THE TASK: Provide the number of lines in the entries below containing "sakkunnig", with no further words.

[Entries from a page text collection]
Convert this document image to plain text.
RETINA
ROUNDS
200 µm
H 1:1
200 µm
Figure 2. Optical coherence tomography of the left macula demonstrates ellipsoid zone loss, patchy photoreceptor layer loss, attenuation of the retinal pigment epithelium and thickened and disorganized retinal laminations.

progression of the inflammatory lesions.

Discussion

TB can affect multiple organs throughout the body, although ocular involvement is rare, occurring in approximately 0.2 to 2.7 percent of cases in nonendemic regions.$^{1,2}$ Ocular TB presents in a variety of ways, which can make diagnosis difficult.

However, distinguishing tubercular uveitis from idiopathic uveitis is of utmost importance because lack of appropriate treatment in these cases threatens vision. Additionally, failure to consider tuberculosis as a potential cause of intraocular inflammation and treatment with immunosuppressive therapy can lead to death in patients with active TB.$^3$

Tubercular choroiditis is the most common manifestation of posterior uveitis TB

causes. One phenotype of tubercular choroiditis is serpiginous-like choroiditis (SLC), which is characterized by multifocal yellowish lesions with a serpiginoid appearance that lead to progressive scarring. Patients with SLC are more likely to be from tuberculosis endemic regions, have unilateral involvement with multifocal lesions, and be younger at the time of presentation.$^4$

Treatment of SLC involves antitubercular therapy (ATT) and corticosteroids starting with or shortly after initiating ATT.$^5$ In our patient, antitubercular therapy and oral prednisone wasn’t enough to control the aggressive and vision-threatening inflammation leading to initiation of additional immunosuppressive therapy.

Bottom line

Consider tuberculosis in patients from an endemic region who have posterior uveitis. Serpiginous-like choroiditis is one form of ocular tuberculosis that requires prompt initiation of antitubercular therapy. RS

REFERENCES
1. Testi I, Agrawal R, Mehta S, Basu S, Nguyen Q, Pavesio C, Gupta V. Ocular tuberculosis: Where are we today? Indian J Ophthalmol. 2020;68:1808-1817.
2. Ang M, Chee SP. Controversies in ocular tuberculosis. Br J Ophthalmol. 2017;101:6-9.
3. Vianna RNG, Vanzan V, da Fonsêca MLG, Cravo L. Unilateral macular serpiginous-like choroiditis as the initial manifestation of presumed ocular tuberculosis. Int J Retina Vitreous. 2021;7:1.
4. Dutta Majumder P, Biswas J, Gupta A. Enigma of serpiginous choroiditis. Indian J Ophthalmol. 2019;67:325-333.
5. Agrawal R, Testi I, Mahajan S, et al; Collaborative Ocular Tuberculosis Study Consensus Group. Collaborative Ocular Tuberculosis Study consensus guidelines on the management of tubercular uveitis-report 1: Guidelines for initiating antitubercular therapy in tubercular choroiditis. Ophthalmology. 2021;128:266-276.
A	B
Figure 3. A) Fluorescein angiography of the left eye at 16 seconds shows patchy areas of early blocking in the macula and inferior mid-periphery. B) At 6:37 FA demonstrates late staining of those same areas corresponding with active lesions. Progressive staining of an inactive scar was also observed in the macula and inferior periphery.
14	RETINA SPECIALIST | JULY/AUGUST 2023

---

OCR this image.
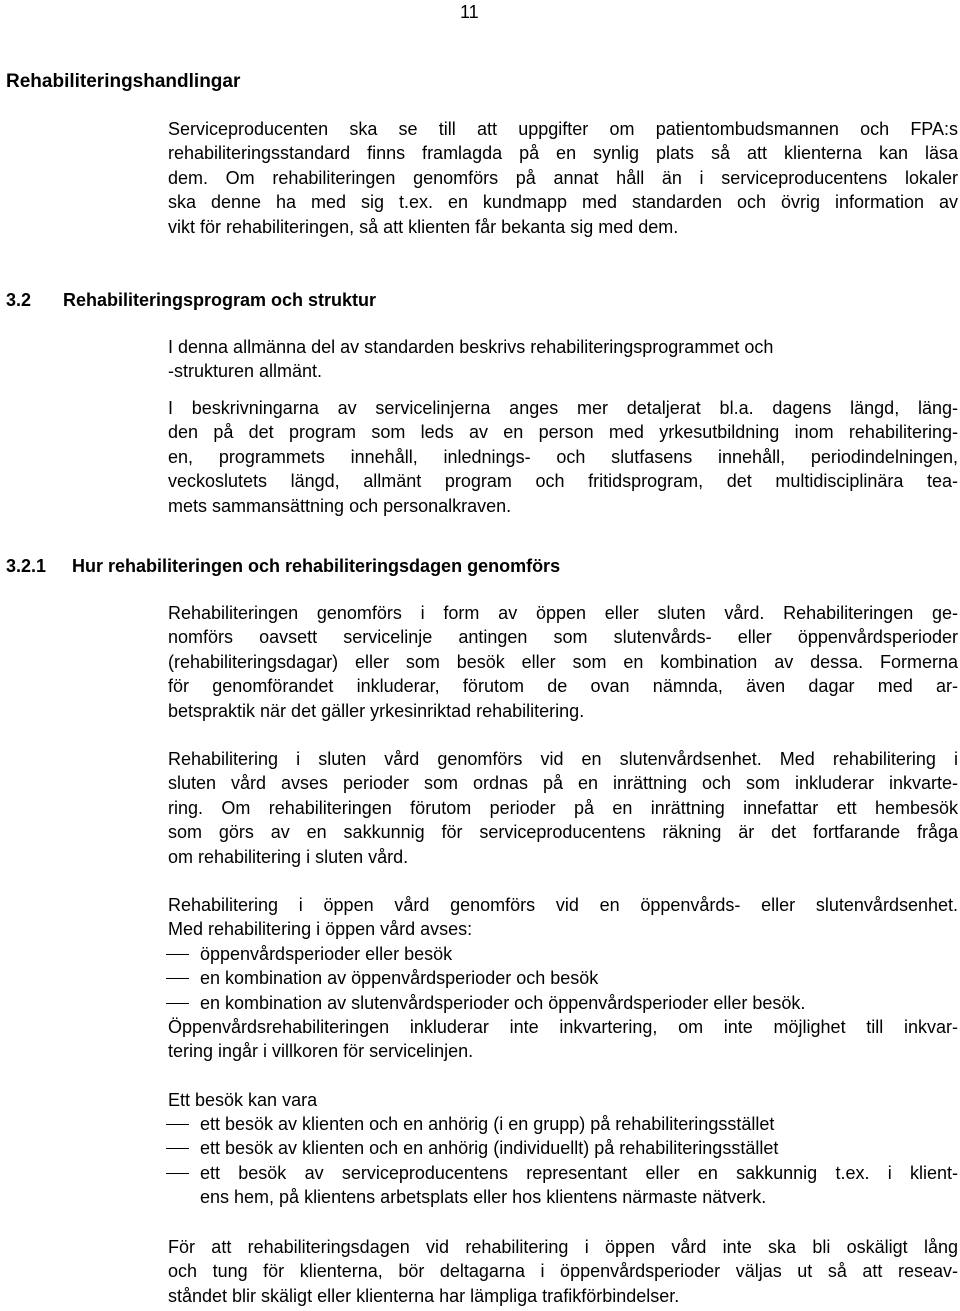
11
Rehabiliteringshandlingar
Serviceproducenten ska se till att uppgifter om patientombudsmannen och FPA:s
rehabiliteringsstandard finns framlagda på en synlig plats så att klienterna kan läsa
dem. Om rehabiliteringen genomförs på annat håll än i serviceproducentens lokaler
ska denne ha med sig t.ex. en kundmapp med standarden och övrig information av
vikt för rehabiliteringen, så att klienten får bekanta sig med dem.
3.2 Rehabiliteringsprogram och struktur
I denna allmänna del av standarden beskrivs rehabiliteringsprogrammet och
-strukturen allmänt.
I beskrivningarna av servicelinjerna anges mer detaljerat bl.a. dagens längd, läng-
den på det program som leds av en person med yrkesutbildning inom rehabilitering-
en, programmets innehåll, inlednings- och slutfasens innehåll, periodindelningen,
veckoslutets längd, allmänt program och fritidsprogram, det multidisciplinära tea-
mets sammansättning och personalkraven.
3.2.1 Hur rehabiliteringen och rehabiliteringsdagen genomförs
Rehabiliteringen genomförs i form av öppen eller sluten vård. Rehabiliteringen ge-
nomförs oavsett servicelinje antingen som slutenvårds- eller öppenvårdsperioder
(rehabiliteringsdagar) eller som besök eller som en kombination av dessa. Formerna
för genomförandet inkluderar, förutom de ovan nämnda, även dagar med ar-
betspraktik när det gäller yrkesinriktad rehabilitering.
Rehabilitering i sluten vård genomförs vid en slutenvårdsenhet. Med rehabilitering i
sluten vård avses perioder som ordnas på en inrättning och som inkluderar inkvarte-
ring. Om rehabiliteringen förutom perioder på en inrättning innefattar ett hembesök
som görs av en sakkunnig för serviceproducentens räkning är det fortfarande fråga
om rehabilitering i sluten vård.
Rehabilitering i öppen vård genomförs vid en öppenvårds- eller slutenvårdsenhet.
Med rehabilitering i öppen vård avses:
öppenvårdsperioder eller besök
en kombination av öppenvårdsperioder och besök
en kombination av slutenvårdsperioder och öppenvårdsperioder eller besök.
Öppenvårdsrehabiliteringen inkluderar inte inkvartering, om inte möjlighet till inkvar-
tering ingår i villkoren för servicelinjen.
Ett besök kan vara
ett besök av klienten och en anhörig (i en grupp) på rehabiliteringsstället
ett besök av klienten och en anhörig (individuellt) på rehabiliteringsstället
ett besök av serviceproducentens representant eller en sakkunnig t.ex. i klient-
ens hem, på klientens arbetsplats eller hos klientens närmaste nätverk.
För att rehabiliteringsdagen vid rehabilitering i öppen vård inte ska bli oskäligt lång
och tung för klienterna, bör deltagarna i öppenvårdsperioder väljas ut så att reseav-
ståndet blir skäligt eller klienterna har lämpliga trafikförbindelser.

RESULT FOR THIS EXERCISE: 2